___ Data for the task ___
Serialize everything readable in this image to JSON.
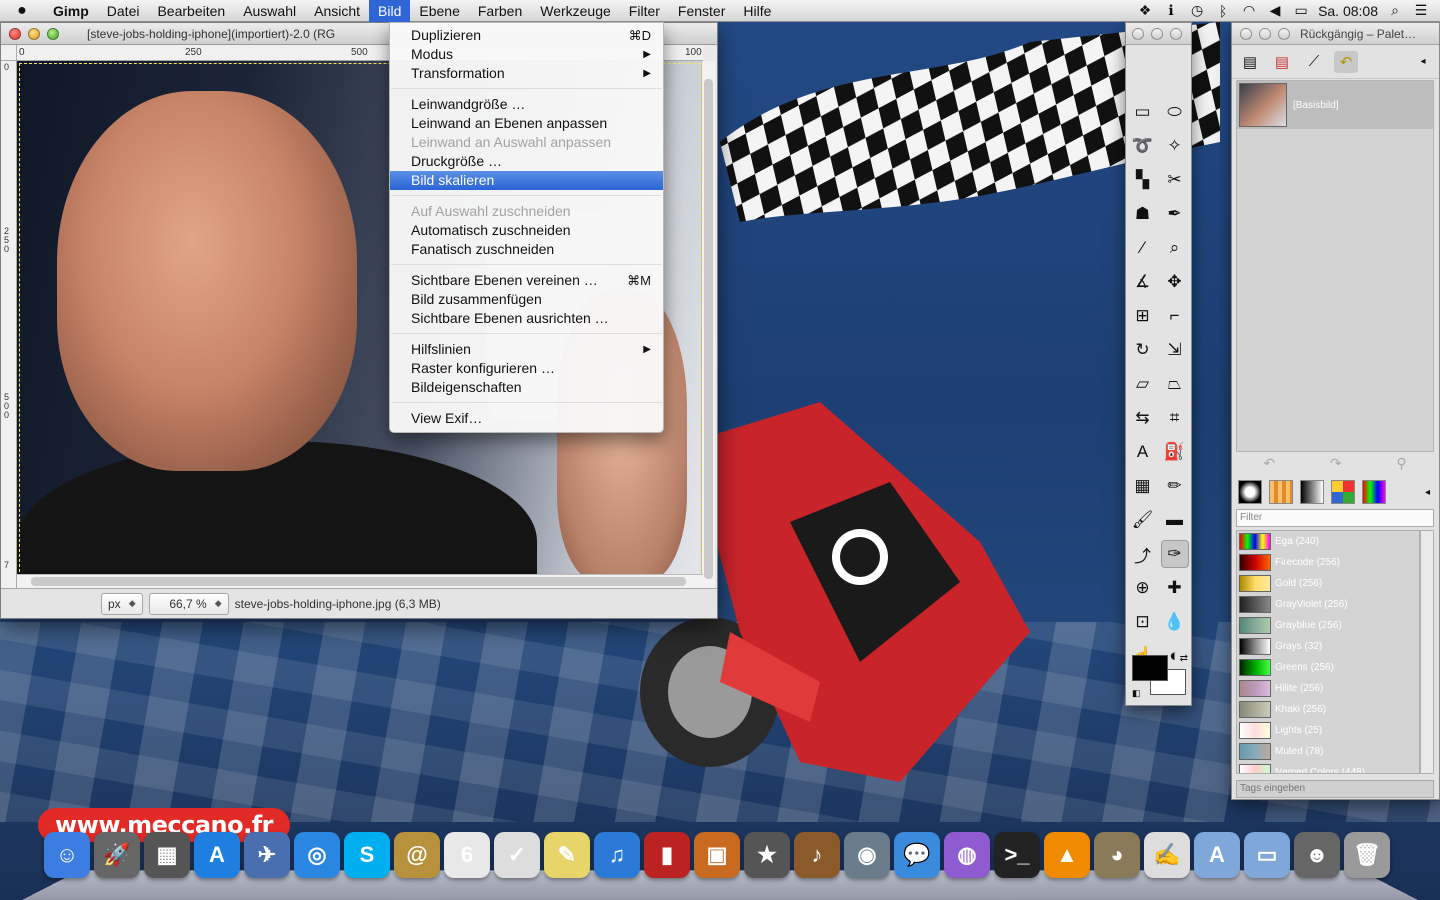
{
  "menubar": {
    "apple": "",
    "items": [
      {
        "label": "Gimp"
      },
      {
        "label": "Datei"
      },
      {
        "label": "Bearbeiten"
      },
      {
        "label": "Auswahl"
      },
      {
        "label": "Ansicht"
      },
      {
        "label": "Bild"
      },
      {
        "label": "Ebene"
      },
      {
        "label": "Farben"
      },
      {
        "label": "Werkzeuge"
      },
      {
        "label": "Filter"
      },
      {
        "label": "Fenster"
      },
      {
        "label": "Hilfe"
      }
    ],
    "active_index": 5,
    "clock": "Sa. 08:08",
    "status_icons": [
      "dropbox-icon",
      "info-icon",
      "time-machine-icon",
      "bluetooth-icon",
      "wifi-icon",
      "volume-icon",
      "battery-icon",
      "spotlight-icon",
      "list-icon"
    ]
  },
  "image_window": {
    "title": "[steve-jobs-holding-iphone](importiert)-2.0 (RG",
    "ruler_top": [
      "0",
      "250",
      "500",
      "100"
    ],
    "ruler_left": [
      "0",
      "250",
      "500",
      "7"
    ],
    "status": {
      "unit": "px",
      "zoom": "66,7 %",
      "file_info": "steve-jobs-holding-iphone.jpg (6,3 MB)"
    }
  },
  "bild_menu": {
    "groups": [
      [
        {
          "label": "Duplizieren",
          "shortcut": "⌘D",
          "disabled": false
        },
        {
          "label": "Modus",
          "submenu": true,
          "disabled": false
        },
        {
          "label": "Transformation",
          "submenu": true,
          "disabled": false
        }
      ],
      [
        {
          "label": "Leinwandgröße …",
          "disabled": false
        },
        {
          "label": "Leinwand an Ebenen anpassen",
          "disabled": false
        },
        {
          "label": "Leinwand an Auswahl anpassen",
          "disabled": true
        },
        {
          "label": "Druckgröße …",
          "disabled": false
        },
        {
          "label": "Bild skalieren",
          "disabled": false,
          "highlighted": true
        }
      ],
      [
        {
          "label": "Auf Auswahl zuschneiden",
          "disabled": true
        },
        {
          "label": "Automatisch zuschneiden",
          "disabled": false
        },
        {
          "label": "Fanatisch zuschneiden",
          "disabled": false
        }
      ],
      [
        {
          "label": "Sichtbare Ebenen vereinen …",
          "shortcut": "⌘M",
          "disabled": false
        },
        {
          "label": "Bild zusammenfügen",
          "disabled": false
        },
        {
          "label": "Sichtbare Ebenen ausrichten …",
          "disabled": false
        }
      ],
      [
        {
          "label": "Hilfslinien",
          "submenu": true,
          "disabled": false
        },
        {
          "label": "Raster konfigurieren …",
          "disabled": false
        },
        {
          "label": "Bildeigenschaften",
          "disabled": false
        }
      ],
      [
        {
          "label": "View Exif…",
          "disabled": false
        }
      ]
    ]
  },
  "toolbox": {
    "tools": [
      "rect-select-icon",
      "ellipse-select-icon",
      "lasso-icon",
      "fuzzy-select-icon",
      "color-select-icon",
      "scissors-icon",
      "foreground-select-icon",
      "paths-icon",
      "color-picker-icon",
      "zoom-icon",
      "measure-icon",
      "move-icon",
      "align-icon",
      "crop-icon",
      "rotate-icon",
      "scale-icon",
      "shear-icon",
      "perspective-icon",
      "flip-icon",
      "cage-icon",
      "text-icon",
      "bucket-fill-icon",
      "blend-icon",
      "pencil-icon",
      "paintbrush-icon",
      "eraser-icon",
      "airbrush-icon",
      "ink-icon",
      "clone-icon",
      "heal-icon",
      "perspective-clone-icon",
      "blur-icon",
      "smudge-icon",
      "dodge-icon"
    ],
    "selected_index": 27,
    "fg_color": "#000000",
    "bg_color": "#ffffff"
  },
  "dock_panel": {
    "title": "Rückgängig – Palet…",
    "layer_name": "[Basisbild]",
    "filter_placeholder": "Filter",
    "tags_placeholder": "Tags eingeben",
    "palettes": [
      {
        "name": "Ega (240)",
        "color": "linear-gradient(90deg,#f00,#0f0,#00f,#ff0,#f0f)"
      },
      {
        "name": "Firecode (256)",
        "color": "linear-gradient(90deg,#300,#c00,#f60)"
      },
      {
        "name": "Gold (256)",
        "color": "linear-gradient(90deg,#a80,#fd6,#ffe8a0)"
      },
      {
        "name": "GrayViolet (256)",
        "color": "linear-gradient(90deg,#222,#555,#888)"
      },
      {
        "name": "Grayblue (256)",
        "color": "linear-gradient(90deg,#587,#8a9,#aca)"
      },
      {
        "name": "Grays (32)",
        "color": "linear-gradient(90deg,#000,#888,#fff)"
      },
      {
        "name": "Greens (256)",
        "color": "linear-gradient(90deg,#020,#0a0,#4f4)"
      },
      {
        "name": "Hilite (256)",
        "color": "linear-gradient(90deg,#a88,#b9b,#dbd)"
      },
      {
        "name": "Khaki (256)",
        "color": "linear-gradient(90deg,#887,#aa9,#ccb)"
      },
      {
        "name": "Lights (25)",
        "color": "linear-gradient(90deg,#fff,#fdd,#ffd)"
      },
      {
        "name": "Muted (78)",
        "color": "linear-gradient(90deg,#69a,#8ab,#ba9)"
      },
      {
        "name": "Named Colors (448)",
        "color": "linear-gradient(90deg,#fff,#fcc,#cfc)"
      }
    ]
  },
  "desktop": {
    "meccano_url": "www.meccano.fr"
  },
  "mac_dock": {
    "items": [
      {
        "name": "finder-icon",
        "glyph": "☺",
        "color": "#3b7de0"
      },
      {
        "name": "launchpad-icon",
        "glyph": "🚀",
        "color": "#666"
      },
      {
        "name": "photo-booth-icon",
        "glyph": "▦",
        "color": "#555"
      },
      {
        "name": "app-store-icon",
        "glyph": "A",
        "color": "#1f7fe0"
      },
      {
        "name": "preview-icon",
        "glyph": "✈",
        "color": "#4a6fb0"
      },
      {
        "name": "safari-icon",
        "glyph": "◎",
        "color": "#2a86e0"
      },
      {
        "name": "skype-icon",
        "glyph": "S",
        "color": "#00aff0"
      },
      {
        "name": "mail-icon",
        "glyph": "@",
        "color": "#b8913c"
      },
      {
        "name": "calendar-icon",
        "glyph": "6",
        "color": "#e8e8e8"
      },
      {
        "name": "reminders-icon",
        "glyph": "✓",
        "color": "#ddd"
      },
      {
        "name": "notes-icon",
        "glyph": "✎",
        "color": "#e8d56a"
      },
      {
        "name": "itunes-icon",
        "glyph": "♫",
        "color": "#2b7ad8"
      },
      {
        "name": "photo-booth-red-icon",
        "glyph": "▮",
        "color": "#b22"
      },
      {
        "name": "iphoto-icon",
        "glyph": "▣",
        "color": "#c86a20"
      },
      {
        "name": "imovie-icon",
        "glyph": "★",
        "color": "#555"
      },
      {
        "name": "garageband-icon",
        "glyph": "♪",
        "color": "#8b5a2b"
      },
      {
        "name": "facetime-icon",
        "glyph": "◉",
        "color": "#6a7c8c"
      },
      {
        "name": "messages-icon",
        "glyph": "💬",
        "color": "#3a8bdc"
      },
      {
        "name": "ical-sphere-icon",
        "glyph": "◍",
        "color": "#8e5bd0"
      },
      {
        "name": "terminal-icon",
        "glyph": ">_",
        "color": "#222"
      },
      {
        "name": "vlc-icon",
        "glyph": "▲",
        "color": "#f08a00"
      },
      {
        "name": "gimp-icon",
        "glyph": "◕",
        "color": "#8a7a5a"
      },
      {
        "name": "textedit-icon",
        "glyph": "✍",
        "color": "#ddd"
      },
      {
        "name": "applications-folder-icon",
        "glyph": "A",
        "color": "#7fa7d9"
      },
      {
        "name": "documents-folder-icon",
        "glyph": "▭",
        "color": "#7fa7d9"
      },
      {
        "name": "downloads-stack-icon",
        "glyph": "☻",
        "color": "#666"
      },
      {
        "name": "trash-icon",
        "glyph": "🗑",
        "color": "#9a9a9a"
      }
    ]
  }
}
___
» **Task to carry out**
Filter the entries down to the lines with the word "Sichtbare" in them.

» **Complete answer**
          "label": "Sichtbare Ebenen vereinen …",
          "label": "Sichtbare Ebenen ausrichten …",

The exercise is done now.